- _Task objective_: Below are the records. Gather each line that holds "nilai".

- _The records_:
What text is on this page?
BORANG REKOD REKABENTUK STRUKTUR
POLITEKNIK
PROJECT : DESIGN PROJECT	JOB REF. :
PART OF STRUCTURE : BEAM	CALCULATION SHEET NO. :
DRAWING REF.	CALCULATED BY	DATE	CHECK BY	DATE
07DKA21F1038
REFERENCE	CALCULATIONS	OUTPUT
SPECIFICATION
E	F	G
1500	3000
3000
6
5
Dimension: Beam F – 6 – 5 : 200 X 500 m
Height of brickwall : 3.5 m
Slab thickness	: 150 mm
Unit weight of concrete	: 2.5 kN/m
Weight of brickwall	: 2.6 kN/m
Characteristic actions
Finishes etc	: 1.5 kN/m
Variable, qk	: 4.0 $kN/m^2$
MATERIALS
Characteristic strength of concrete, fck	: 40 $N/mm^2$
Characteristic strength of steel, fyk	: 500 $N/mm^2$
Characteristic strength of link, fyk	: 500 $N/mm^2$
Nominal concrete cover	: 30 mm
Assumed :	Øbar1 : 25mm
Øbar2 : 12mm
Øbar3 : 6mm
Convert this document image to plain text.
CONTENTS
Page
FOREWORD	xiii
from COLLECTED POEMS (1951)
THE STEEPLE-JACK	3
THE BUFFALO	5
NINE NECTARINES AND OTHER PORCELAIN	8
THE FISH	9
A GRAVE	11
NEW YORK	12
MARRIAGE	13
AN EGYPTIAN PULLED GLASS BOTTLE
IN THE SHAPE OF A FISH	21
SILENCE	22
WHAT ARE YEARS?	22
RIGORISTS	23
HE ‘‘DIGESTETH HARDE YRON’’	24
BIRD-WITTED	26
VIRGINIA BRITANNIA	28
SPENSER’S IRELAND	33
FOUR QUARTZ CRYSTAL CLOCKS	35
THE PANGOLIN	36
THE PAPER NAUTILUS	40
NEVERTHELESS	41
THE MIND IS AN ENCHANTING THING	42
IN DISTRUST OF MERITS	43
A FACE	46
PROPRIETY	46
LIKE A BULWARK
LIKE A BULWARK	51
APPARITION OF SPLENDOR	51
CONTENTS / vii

* * *

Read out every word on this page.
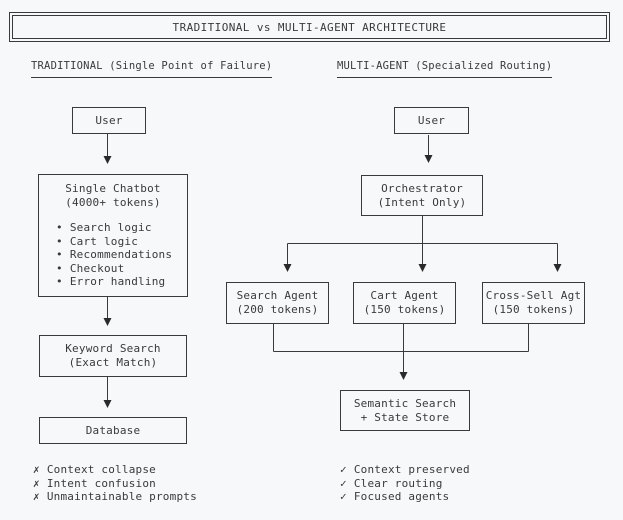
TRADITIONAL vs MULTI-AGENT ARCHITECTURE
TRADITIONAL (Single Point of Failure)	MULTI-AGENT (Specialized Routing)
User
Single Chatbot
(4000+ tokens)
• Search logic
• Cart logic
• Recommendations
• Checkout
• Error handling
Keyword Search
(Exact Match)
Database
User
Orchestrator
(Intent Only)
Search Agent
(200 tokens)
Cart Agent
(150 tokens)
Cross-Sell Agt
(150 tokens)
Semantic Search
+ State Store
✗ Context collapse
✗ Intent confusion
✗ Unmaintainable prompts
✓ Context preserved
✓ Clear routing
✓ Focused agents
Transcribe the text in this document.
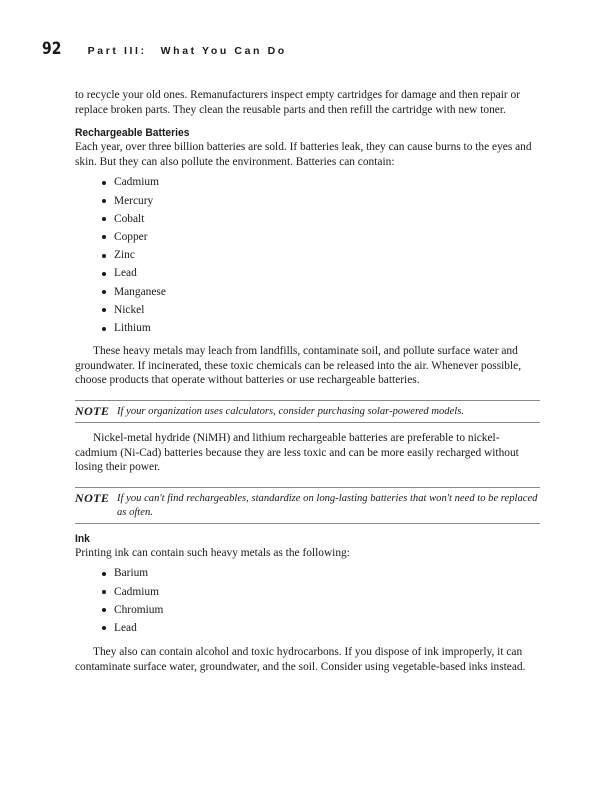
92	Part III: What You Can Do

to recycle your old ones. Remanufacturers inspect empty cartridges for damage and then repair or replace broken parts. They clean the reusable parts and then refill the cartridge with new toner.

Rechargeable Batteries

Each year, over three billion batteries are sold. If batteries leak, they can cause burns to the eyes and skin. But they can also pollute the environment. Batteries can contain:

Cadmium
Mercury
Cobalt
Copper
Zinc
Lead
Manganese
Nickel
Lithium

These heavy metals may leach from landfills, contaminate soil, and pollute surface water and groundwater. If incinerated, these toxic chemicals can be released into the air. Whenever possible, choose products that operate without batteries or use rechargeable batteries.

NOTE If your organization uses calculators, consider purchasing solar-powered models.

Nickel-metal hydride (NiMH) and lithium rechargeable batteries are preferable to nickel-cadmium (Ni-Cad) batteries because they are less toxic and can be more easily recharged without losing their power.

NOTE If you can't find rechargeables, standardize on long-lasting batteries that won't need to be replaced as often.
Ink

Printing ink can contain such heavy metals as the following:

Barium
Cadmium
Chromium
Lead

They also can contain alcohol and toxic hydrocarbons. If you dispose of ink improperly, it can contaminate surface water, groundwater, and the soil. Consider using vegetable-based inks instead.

--

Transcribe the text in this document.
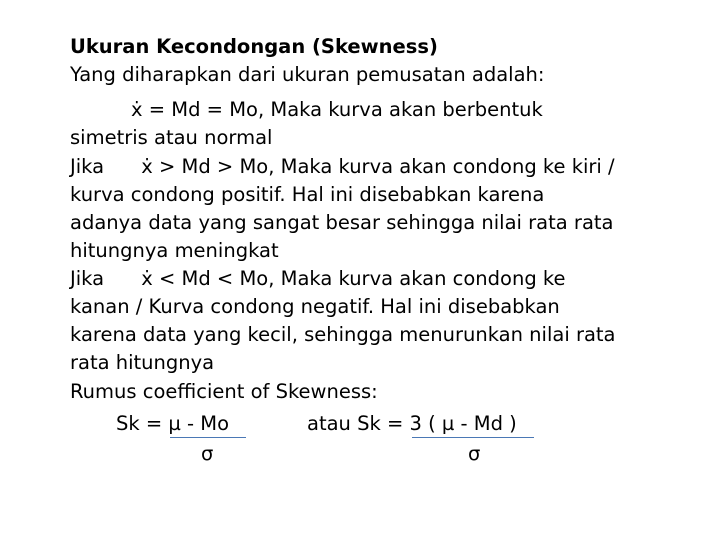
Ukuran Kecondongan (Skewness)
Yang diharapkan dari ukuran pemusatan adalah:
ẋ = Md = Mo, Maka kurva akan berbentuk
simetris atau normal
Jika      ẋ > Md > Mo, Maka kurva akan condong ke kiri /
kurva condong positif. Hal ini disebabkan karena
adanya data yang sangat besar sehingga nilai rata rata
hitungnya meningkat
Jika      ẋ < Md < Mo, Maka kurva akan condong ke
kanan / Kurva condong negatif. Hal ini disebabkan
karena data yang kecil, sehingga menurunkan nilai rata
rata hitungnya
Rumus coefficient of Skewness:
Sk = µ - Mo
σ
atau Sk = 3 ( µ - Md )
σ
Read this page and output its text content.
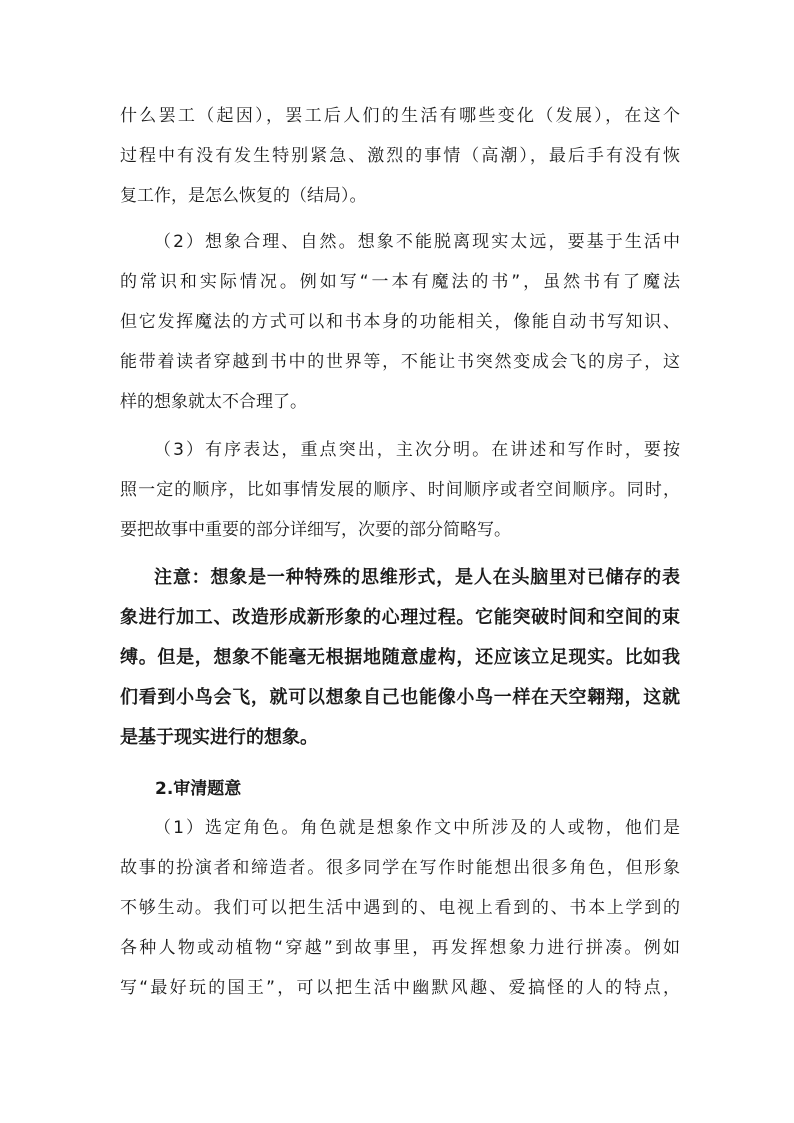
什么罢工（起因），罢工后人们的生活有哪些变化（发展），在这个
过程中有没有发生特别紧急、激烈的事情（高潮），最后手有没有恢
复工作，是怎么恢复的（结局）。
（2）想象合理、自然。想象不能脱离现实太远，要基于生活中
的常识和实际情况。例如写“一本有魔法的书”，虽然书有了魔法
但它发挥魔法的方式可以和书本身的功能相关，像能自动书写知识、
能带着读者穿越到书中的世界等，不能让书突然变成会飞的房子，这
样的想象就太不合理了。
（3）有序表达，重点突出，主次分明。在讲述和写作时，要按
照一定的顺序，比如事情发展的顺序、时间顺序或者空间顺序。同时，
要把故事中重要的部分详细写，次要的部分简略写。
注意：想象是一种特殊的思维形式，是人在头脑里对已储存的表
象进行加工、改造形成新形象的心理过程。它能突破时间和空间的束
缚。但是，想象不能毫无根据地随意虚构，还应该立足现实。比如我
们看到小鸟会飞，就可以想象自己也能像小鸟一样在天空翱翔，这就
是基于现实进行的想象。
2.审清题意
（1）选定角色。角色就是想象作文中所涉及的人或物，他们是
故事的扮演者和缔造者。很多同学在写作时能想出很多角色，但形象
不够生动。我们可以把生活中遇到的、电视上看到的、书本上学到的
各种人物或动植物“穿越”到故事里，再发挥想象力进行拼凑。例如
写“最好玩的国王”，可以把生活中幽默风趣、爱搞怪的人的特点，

- _Task result_:
adanya data yang sangat besar sehingga nilai rata rata
karena data yang kecil, sehingga menurunkan nilai rata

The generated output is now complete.